* start TASK INPUTS *

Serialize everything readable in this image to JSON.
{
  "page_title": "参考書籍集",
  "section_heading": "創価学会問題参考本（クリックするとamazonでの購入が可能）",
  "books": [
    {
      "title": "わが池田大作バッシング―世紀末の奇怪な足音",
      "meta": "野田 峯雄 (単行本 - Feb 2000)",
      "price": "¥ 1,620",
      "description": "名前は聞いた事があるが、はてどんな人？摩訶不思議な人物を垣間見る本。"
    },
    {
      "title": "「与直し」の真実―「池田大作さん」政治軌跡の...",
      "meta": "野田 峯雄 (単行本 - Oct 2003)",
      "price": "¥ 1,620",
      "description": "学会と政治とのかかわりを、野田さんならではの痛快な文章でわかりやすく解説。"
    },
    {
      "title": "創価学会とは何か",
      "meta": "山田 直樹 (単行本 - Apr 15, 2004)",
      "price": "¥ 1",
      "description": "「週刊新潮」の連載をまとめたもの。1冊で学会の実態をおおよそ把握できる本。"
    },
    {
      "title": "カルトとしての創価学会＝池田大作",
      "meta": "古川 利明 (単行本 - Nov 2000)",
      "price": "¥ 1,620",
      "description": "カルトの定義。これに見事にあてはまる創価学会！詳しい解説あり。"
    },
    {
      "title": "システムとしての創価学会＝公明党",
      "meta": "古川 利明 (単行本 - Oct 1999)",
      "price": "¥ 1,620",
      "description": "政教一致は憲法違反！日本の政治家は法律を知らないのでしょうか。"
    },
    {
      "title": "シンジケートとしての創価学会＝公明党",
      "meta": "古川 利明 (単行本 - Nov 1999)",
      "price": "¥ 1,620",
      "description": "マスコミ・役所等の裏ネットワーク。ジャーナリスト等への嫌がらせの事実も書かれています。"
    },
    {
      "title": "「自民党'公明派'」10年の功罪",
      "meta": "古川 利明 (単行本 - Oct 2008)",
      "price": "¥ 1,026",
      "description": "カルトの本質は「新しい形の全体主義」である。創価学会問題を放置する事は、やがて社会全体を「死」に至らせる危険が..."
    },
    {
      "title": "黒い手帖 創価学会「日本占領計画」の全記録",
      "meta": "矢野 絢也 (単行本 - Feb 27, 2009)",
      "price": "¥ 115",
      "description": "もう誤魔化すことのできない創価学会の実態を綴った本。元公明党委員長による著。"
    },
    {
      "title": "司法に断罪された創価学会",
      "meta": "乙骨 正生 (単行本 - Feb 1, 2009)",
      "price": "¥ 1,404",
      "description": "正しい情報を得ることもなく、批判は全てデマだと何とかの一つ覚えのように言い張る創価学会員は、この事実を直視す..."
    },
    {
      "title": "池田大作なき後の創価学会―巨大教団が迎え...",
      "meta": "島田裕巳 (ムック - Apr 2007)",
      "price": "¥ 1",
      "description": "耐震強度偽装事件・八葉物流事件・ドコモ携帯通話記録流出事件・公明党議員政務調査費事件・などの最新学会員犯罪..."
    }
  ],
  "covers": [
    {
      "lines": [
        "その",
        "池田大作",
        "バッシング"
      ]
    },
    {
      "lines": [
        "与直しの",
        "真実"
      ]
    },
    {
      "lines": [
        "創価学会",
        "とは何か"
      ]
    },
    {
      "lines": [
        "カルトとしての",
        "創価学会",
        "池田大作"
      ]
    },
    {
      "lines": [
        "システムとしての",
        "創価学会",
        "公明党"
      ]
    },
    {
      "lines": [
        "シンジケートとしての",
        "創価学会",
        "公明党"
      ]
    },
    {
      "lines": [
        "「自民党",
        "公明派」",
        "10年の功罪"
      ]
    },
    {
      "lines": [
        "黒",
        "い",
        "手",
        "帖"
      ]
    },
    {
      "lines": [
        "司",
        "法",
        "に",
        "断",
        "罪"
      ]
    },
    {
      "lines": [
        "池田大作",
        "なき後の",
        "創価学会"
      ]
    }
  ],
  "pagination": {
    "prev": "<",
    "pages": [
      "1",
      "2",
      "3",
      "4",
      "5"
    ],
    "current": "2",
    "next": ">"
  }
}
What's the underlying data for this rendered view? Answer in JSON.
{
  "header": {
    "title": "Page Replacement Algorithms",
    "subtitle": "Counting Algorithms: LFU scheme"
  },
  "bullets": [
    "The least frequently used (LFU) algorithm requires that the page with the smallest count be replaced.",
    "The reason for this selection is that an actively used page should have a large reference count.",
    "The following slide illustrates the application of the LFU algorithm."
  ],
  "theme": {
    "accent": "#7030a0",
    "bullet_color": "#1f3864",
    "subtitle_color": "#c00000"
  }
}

* end TASK INPUTS *

*WHAT IS ASKED*: Write the data from above out again, exactly.

*CORRECT RESULT*:
Serialize everything readable in this image to JSON.
{
  "page_title": "参考書籍集",
  "section_heading": "創価学会問題参考本（クリックするとamazonでの購入が可能）",
  "books": [
    {
      "title": "わが池田大作バッシング―世紀末の奇怪な足音",
      "meta": "野田 峯雄 (単行本 - Feb 2000)",
      "price": "¥ 1,620",
      "description": "名前は聞いた事があるが、はてどんな人？摩訶不思議な人物を垣間見る本。"
    },
    {
      "title": "「与直し」の真実―「池田大作さん」政治軌跡の...",
      "meta": "野田 峯雄 (単行本 - Oct 2003)",
      "price": "¥ 1,620",
      "description": "学会と政治とのかかわりを、野田さんならではの痛快な文章でわかりやすく解説。"
    },
    {
      "title": "創価学会とは何か",
      "meta": "山田 直樹 (単行本 - Apr 15, 2004)",
      "price": "¥ 1",
      "description": "「週刊新潮」の連載をまとめたもの。1冊で学会の実態をおおよそ把握できる本。"
    },
    {
      "title": "カルトとしての創価学会＝池田大作",
      "meta": "古川 利明 (単行本 - Nov 2000)",
      "price": "¥ 1,620",
      "description": "カルトの定義。これに見事にあてはまる創価学会！詳しい解説あり。"
    },
    {
      "title": "システムとしての創価学会＝公明党",
      "meta": "古川 利明 (単行本 - Oct 1999)",
      "price": "¥ 1,620",
      "description": "政教一致は憲法違反！日本の政治家は法律を知らないのでしょうか。"
    },
    {
      "title": "シンジケートとしての創価学会＝公明党",
      "meta": "古川 利明 (単行本 - Nov 1999)",
      "price": "¥ 1,620",
      "description": "マスコミ・役所等の裏ネットワーク。ジャーナリスト等への嫌がらせの事実も書かれています。"
    },
    {
      "title": "「自民党'公明派'」10年の功罪",
      "meta": "古川 利明 (単行本 - Oct 2008)",
      "price": "¥ 1,026",
      "description": "カルトの本質は「新しい形の全体主義」である。創価学会問題を放置する事は、やがて社会全体を「死」に至らせる危険が..."
    },
    {
      "title": "黒い手帖 創価学会「日本占領計画」の全記録",
      "meta": "矢野 絢也 (単行本 - Feb 27, 2009)",
      "price": "¥ 115",
      "description": "もう誤魔化すことのできない創価学会の実態を綴った本。元公明党委員長による著。"
    },
    {
      "title": "司法に断罪された創価学会",
      "meta": "乙骨 正生 (単行本 - Feb 1, 2009)",
      "price": "¥ 1,404",
      "description": "正しい情報を得ることもなく、批判は全てデマだと何とかの一つ覚えのように言い張る創価学会員は、この事実を直視す..."
    },
    {
      "title": "池田大作なき後の創価学会―巨大教団が迎え...",
      "meta": "島田裕巳 (ムック - Apr 2007)",
      "price": "¥ 1",
      "description": "耐震強度偽装事件・八葉物流事件・ドコモ携帯通話記録流出事件・公明党議員政務調査費事件・などの最新学会員犯罪..."
    }
  ],
  "covers": [
    {
      "lines": [
        "その",
        "池田大作",
        "バッシング"
      ]
    },
    {
      "lines": [
        "与直しの",
        "真実"
      ]
    },
    {
      "lines": [
        "創価学会",
        "とは何か"
      ]
    },
    {
      "lines": [
        "カルトとしての",
        "創価学会",
        "池田大作"
      ]
    },
    {
      "lines": [
        "システムとしての",
        "創価学会",
        "公明党"
      ]
    },
    {
      "lines": [
        "シンジケートとしての",
        "創価学会",
        "公明党"
      ]
    },
    {
      "lines": [
        "「自民党",
        "公明派」",
        "10年の功罪"
      ]
    },
    {
      "lines": [
        "黒",
        "い",
        "手",
        "帖"
      ]
    },
    {
      "lines": [
        "司",
        "法",
        "に",
        "断",
        "罪"
      ]
    },
    {
      "lines": [
        "池田大作",
        "なき後の",
        "創価学会"
      ]
    }
  ],
  "pagination": {
    "prev": "<",
    "pages": [
      "1",
      "2",
      "3",
      "4",
      "5"
    ],
    "current": "2",
    "next": ">"
  }
}
What's the underlying data for this rendered view? Answer in JSON.
{
  "header": {
    "title": "Page Replacement Algorithms",
    "subtitle": "Counting Algorithms: LFU scheme"
  },
  "bullets": [
    "The least frequently used (LFU) algorithm requires that the page with the smallest count be replaced.",
    "The reason for this selection is that an actively used page should have a large reference count.",
    "The following slide illustrates the application of the LFU algorithm."
  ],
  "theme": {
    "accent": "#7030a0",
    "bullet_color": "#1f3864",
    "subtitle_color": "#c00000"
  }
}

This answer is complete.